▸ **Written exercise**:
Look through the lines and report how many include the word "moles", giving nothing but the number.

▸ **Input data**:

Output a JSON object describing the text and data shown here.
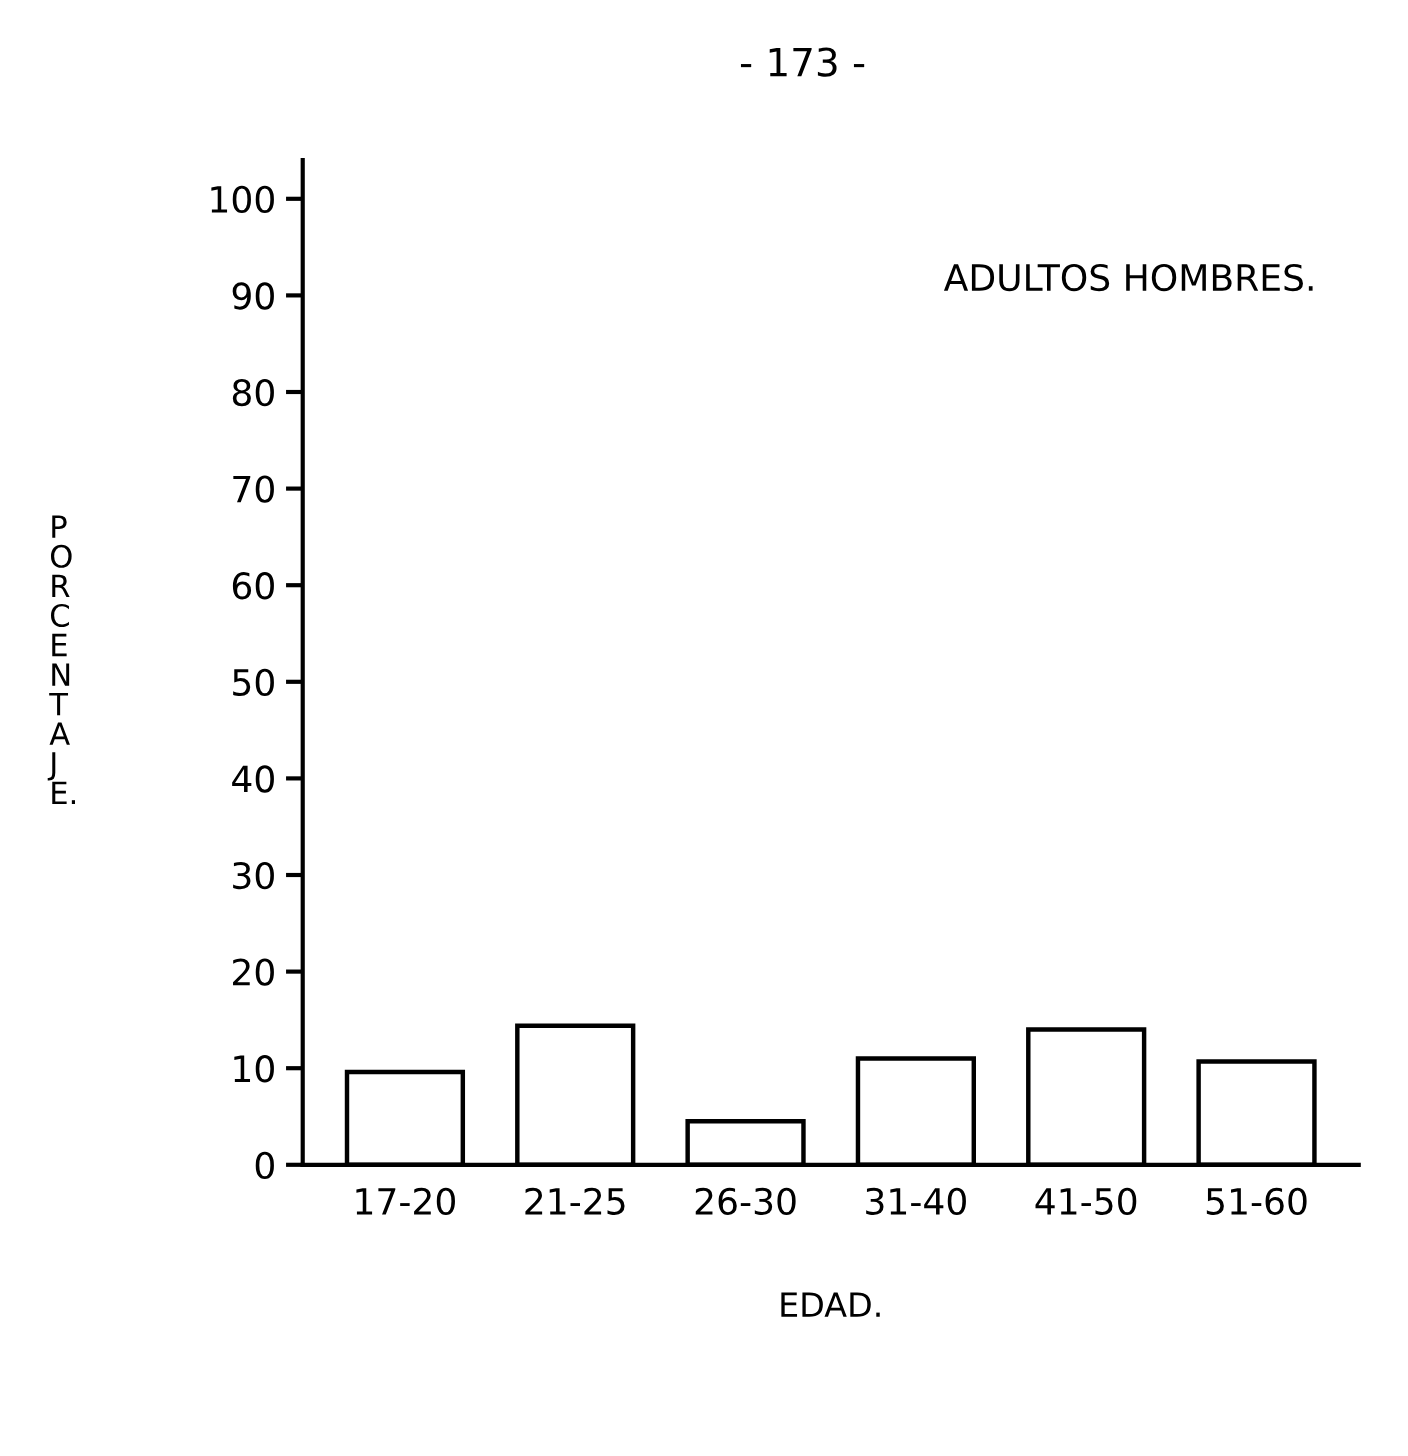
{
  "chart_data": {
    "type": "bar",
    "title": "ADULTOS HOMBRES.",
    "xlabel": "EDAD.",
    "ylabel": "PORCENTAJE.",
    "annotations": [
      "- 173 -"
    ],
    "categories": [
      "17-20",
      "21-25",
      "26-30",
      "31-40",
      "41-50",
      "51-60"
    ],
    "values": [
      9.6,
      14.4,
      4.5,
      11,
      14,
      10.7
    ],
    "color": "#ffffff",
    "ylim": [
      0,
      104
    ],
    "yticks": [
      0,
      10,
      20,
      30,
      40,
      50,
      60,
      70,
      80,
      90,
      100
    ],
    "grid": false
  }
}
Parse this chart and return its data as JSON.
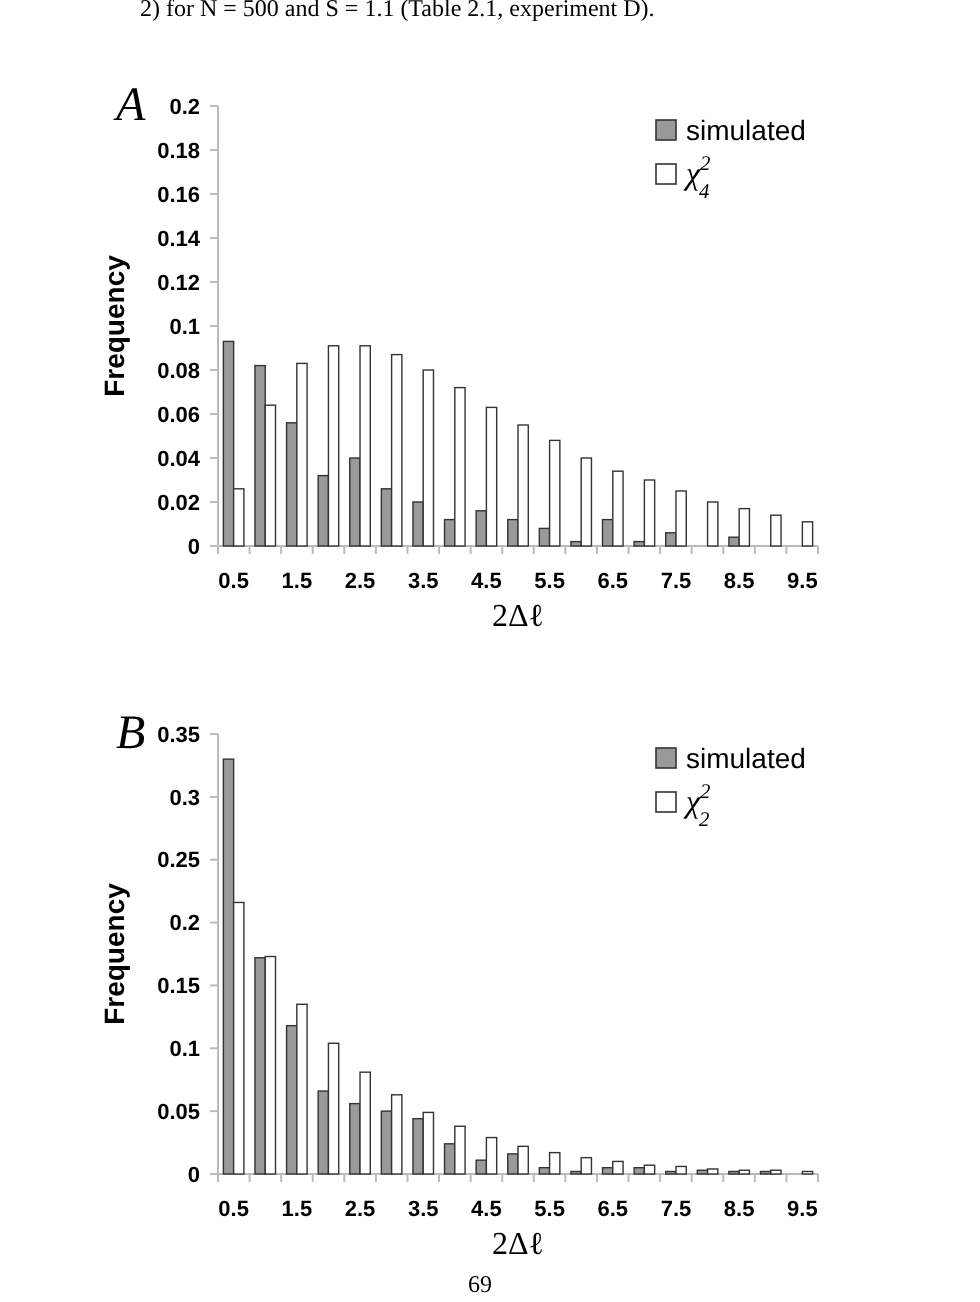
{
  "chart_data": [
    {
      "type": "bar",
      "title": "A",
      "xlabel": "2Δℓ",
      "ylabel": "Frequency",
      "annotations": [
        "2) for N = 500 and S = 1.1 (Table 2.1, experiment D)."
      ],
      "categories": [
        "0.5",
        null,
        "1.5",
        null,
        "2.5",
        null,
        "3.5",
        null,
        "4.5",
        null,
        "5.5",
        null,
        "6.5",
        null,
        "7.5",
        null,
        "8.5",
        null,
        "9.5"
      ],
      "series": [
        {
          "name": "simulated",
          "color": "#9a9a9a",
          "values": [
            0.093,
            0.082,
            0.056,
            0.032,
            0.04,
            0.026,
            0.02,
            0.012,
            0.016,
            0.012,
            0.008,
            0.002,
            0.012,
            0.002,
            0.006,
            0,
            0.004,
            0,
            0
          ]
        },
        {
          "name": "χ$^{2}$$_{4}$",
          "color": "#ffffff",
          "values": [
            0.026,
            0.064,
            0.083,
            0.091,
            0.091,
            0.087,
            0.08,
            0.072,
            0.063,
            0.055,
            0.048,
            0.04,
            0.034,
            0.03,
            0.025,
            0.02,
            0.017,
            0.014,
            0.011
          ]
        }
      ],
      "ylim": [
        0,
        0.2
      ],
      "yticks": [
        0,
        0.02,
        0.04,
        0.06,
        0.08,
        0.1,
        0.12,
        0.14,
        0.16,
        0.18,
        0.2
      ],
      "legend": "top right"
    },
    {
      "type": "bar",
      "title": "B",
      "xlabel": "2Δℓ",
      "ylabel": "Frequency",
      "annotations": [
        "69"
      ],
      "categories": [
        "0.5",
        null,
        "1.5",
        null,
        "2.5",
        null,
        "3.5",
        null,
        "4.5",
        null,
        "5.5",
        null,
        "6.5",
        null,
        "7.5",
        null,
        "8.5",
        null,
        "9.5"
      ],
      "series": [
        {
          "name": "simulated",
          "color": "#9a9a9a",
          "values": [
            0.33,
            0.172,
            0.118,
            0.066,
            0.056,
            0.05,
            0.044,
            0.024,
            0.011,
            0.016,
            0.005,
            0.002,
            0.005,
            0.005,
            0.002,
            0.003,
            0.002,
            0.002,
            0
          ]
        },
        {
          "name": "χ$^{2}$$_{2}$",
          "color": "#ffffff",
          "values": [
            0.216,
            0.173,
            0.135,
            0.104,
            0.081,
            0.063,
            0.049,
            0.038,
            0.029,
            0.022,
            0.017,
            0.013,
            0.01,
            0.007,
            0.006,
            0.004,
            0.003,
            0.003,
            0.002
          ]
        }
      ],
      "ylim": [
        0,
        0.35
      ],
      "yticks": [
        0,
        0.05,
        0.1,
        0.15,
        0.2,
        0.25,
        0.3,
        0.35
      ],
      "legend": "top right"
    }
  ]
}
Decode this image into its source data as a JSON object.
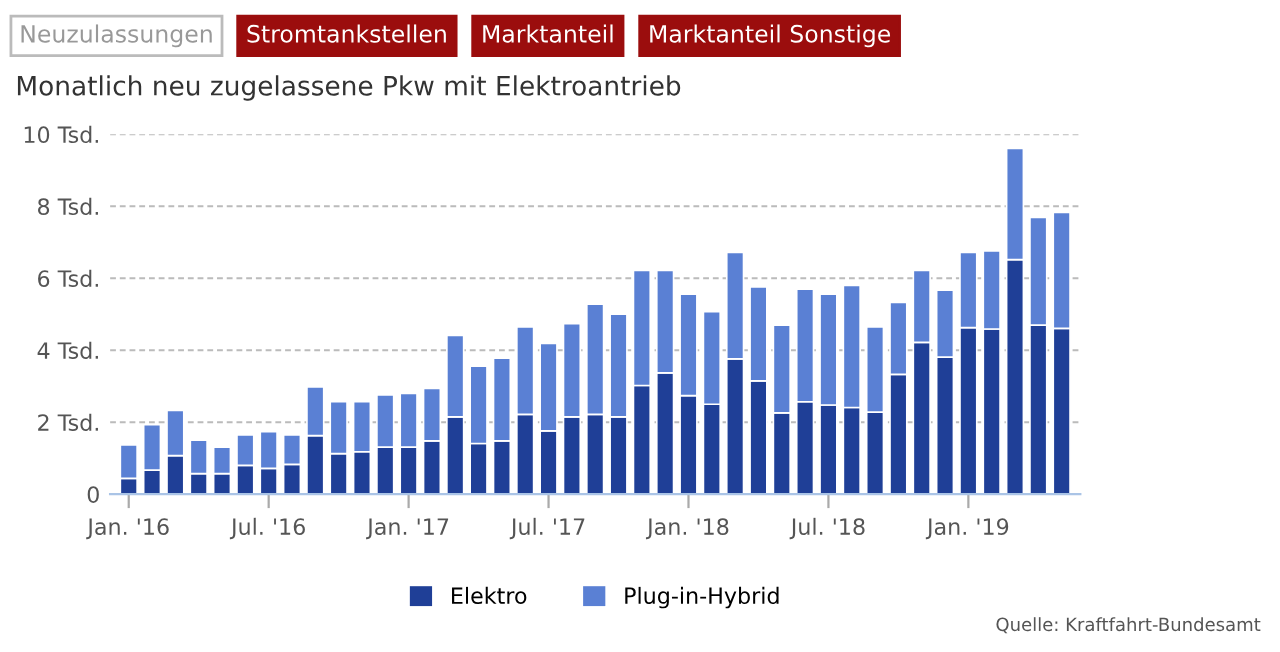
{
  "chart_data": {
    "type": "bar",
    "stacked": true,
    "title": "Monatlich neu zugelassene Pkw mit Elektroantrieb",
    "annotations": [
      "Neuzulassungen",
      "Stromtankstellen",
      "Marktanteil",
      "Marktanteil Sonstige",
      "Quelle: Kraftfahrt-Bundesamt"
    ],
    "categories": [
      "Jan. '16",
      null,
      null,
      null,
      null,
      null,
      "Jul. '16",
      null,
      null,
      null,
      null,
      null,
      "Jan. '17",
      null,
      null,
      null,
      null,
      null,
      "Jul. '17",
      null,
      null,
      null,
      null,
      null,
      "Jan. '18",
      null,
      null,
      null,
      null,
      null,
      "Jul. '18",
      null,
      null,
      null,
      null,
      null,
      "Jan. '19",
      null,
      null,
      null,
      null
    ],
    "series": [
      {
        "name": "Elektro",
        "color": "#1f3f97",
        "values": [
          0.44,
          0.67,
          1.07,
          0.57,
          0.57,
          0.8,
          0.72,
          0.83,
          1.63,
          1.13,
          1.18,
          1.31,
          1.31,
          1.48,
          2.15,
          1.41,
          1.48,
          2.22,
          1.76,
          2.15,
          2.22,
          2.15,
          3.02,
          3.37,
          2.74,
          2.5,
          3.76,
          3.15,
          2.26,
          2.57,
          2.48,
          2.41,
          2.28,
          3.33,
          4.22,
          3.81,
          4.63,
          4.59,
          6.52,
          4.7,
          4.61
        ]
      },
      {
        "name": "Plug-in-Hybrid",
        "color": "#5a80d4",
        "values": [
          0.93,
          1.26,
          1.26,
          0.93,
          0.74,
          0.85,
          1.02,
          0.82,
          1.35,
          1.44,
          1.39,
          1.45,
          1.49,
          1.46,
          2.26,
          2.15,
          2.3,
          2.43,
          2.43,
          2.59,
          3.06,
          2.85,
          3.2,
          2.85,
          2.82,
          2.57,
          2.96,
          2.61,
          2.44,
          3.13,
          3.08,
          3.39,
          2.37,
          2.0,
          2.0,
          1.86,
          2.09,
          2.17,
          3.09,
          2.99,
          3.22
        ]
      }
    ],
    "ylim": [
      0,
      10
    ],
    "yticks": [
      0,
      {
        "value": 2,
        "label": "2 Tsd."
      },
      {
        "value": 4,
        "label": "4 Tsd."
      },
      {
        "value": 6,
        "label": "6 Tsd."
      },
      {
        "value": 8,
        "label": "8 Tsd."
      },
      {
        "value": 10,
        "label": "10 Tsd."
      }
    ],
    "grid": "y",
    "legend": "bottom"
  }
}
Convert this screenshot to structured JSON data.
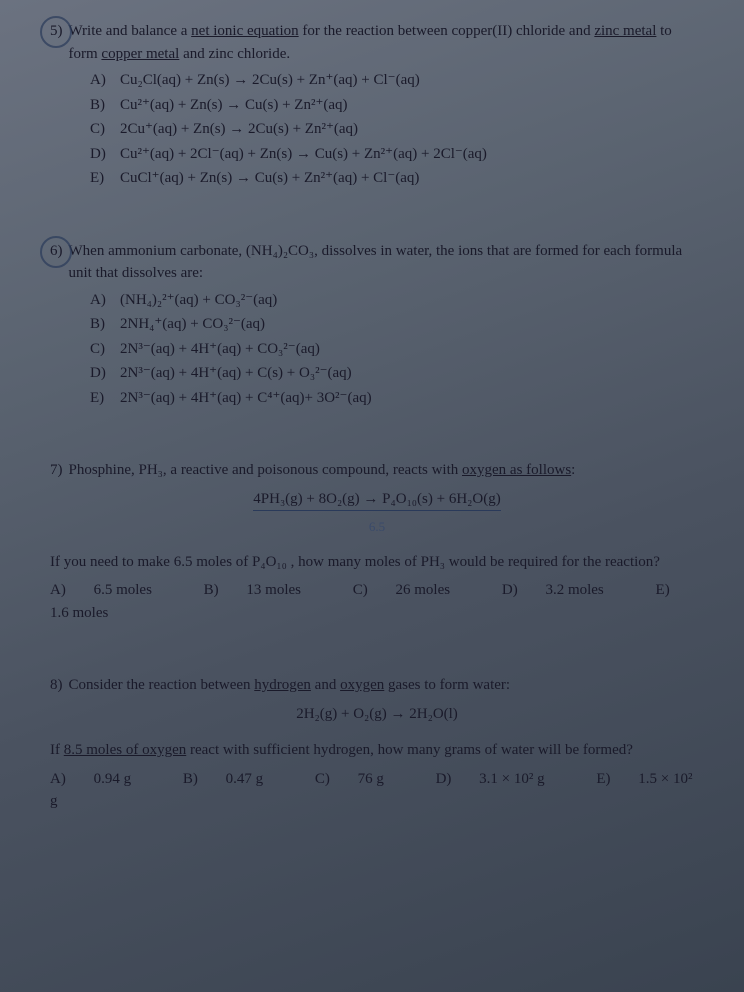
{
  "q5": {
    "num": "5)",
    "text_part1": "Write and balance a ",
    "text_underline": "net ionic equation",
    "text_part2": " for the reaction between copper(II) chloride and ",
    "text_underline2": "zinc metal",
    "text_part3": " to form ",
    "text_underline3": "copper metal",
    "text_part4": " and zinc chloride.",
    "choices": {
      "A": "Cu₂Cl(aq) + Zn(s) → 2Cu(s) + Zn⁺(aq) + Cl⁻(aq)",
      "B": "Cu²⁺(aq) + Zn(s) → Cu(s) + Zn²⁺(aq)",
      "C": "2Cu⁺(aq) + Zn(s) → 2Cu(s) + Zn²⁺(aq)",
      "D": "Cu²⁺(aq) + 2Cl⁻(aq) + Zn(s) → Cu(s) + Zn²⁺(aq) + 2Cl⁻(aq)",
      "E": "CuCl⁺(aq) + Zn(s) → Cu(s) + Zn²⁺(aq) + Cl⁻(aq)"
    }
  },
  "q6": {
    "num": "6)",
    "text": "When ammonium carbonate, (NH₄)₂CO₃, dissolves in water, the ions that are formed for each formula unit that dissolves are:",
    "choices": {
      "A": "(NH₄)₂²⁺(aq) + CO₃²⁻(aq)",
      "B": "2NH₄⁺(aq) + CO₃²⁻(aq)",
      "C": "2N³⁻(aq) + 4H⁺(aq) + CO₃²⁻(aq)",
      "D": "2N³⁻(aq) + 4H⁺(aq) + C(s) + O₃²⁻(aq)",
      "E": "2N³⁻(aq) + 4H⁺(aq) + C⁴⁺(aq)+ 3O²⁻(aq)"
    }
  },
  "q7": {
    "num": "7)",
    "text_part1": "Phosphine, PH₃, a reactive and poisonous compound, reacts with ",
    "text_underline": "oxygen as follows",
    "text_part2": ":",
    "equation": "4PH₃(g) + 8O₂(g) → P₄O₁₀(s) + 6H₂O(g)",
    "hand": "6.5",
    "sub": "If you need to make 6.5 moles of P₄O₁₀ , how many moles of PH₃ would be required for the reaction?",
    "choices": {
      "A": "6.5 moles",
      "B": "13 moles",
      "C": "26 moles",
      "D": "3.2 moles",
      "E": "1.6 moles"
    }
  },
  "q8": {
    "num": "8)",
    "text_part1": "Consider the reaction between ",
    "text_underline1": "hydrogen",
    "text_part2": " and ",
    "text_underline2": "oxygen",
    "text_part3": " gases to form water:",
    "equation": "2H₂(g) + O₂(g) → 2H₂O(l)",
    "sub_part1": "If ",
    "sub_underline": "8.5 moles of oxygen",
    "sub_part2": " react with sufficient hydrogen, how many grams of water will be formed?",
    "choices": {
      "A": "0.94 g",
      "B": "0.47 g",
      "C": "76 g",
      "D": "3.1 × 10² g",
      "E": "1.5 × 10² g"
    }
  },
  "labels": {
    "A": "A)",
    "B": "B)",
    "C": "C)",
    "D": "D)",
    "E": "E)"
  }
}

▸ **Task result**:
7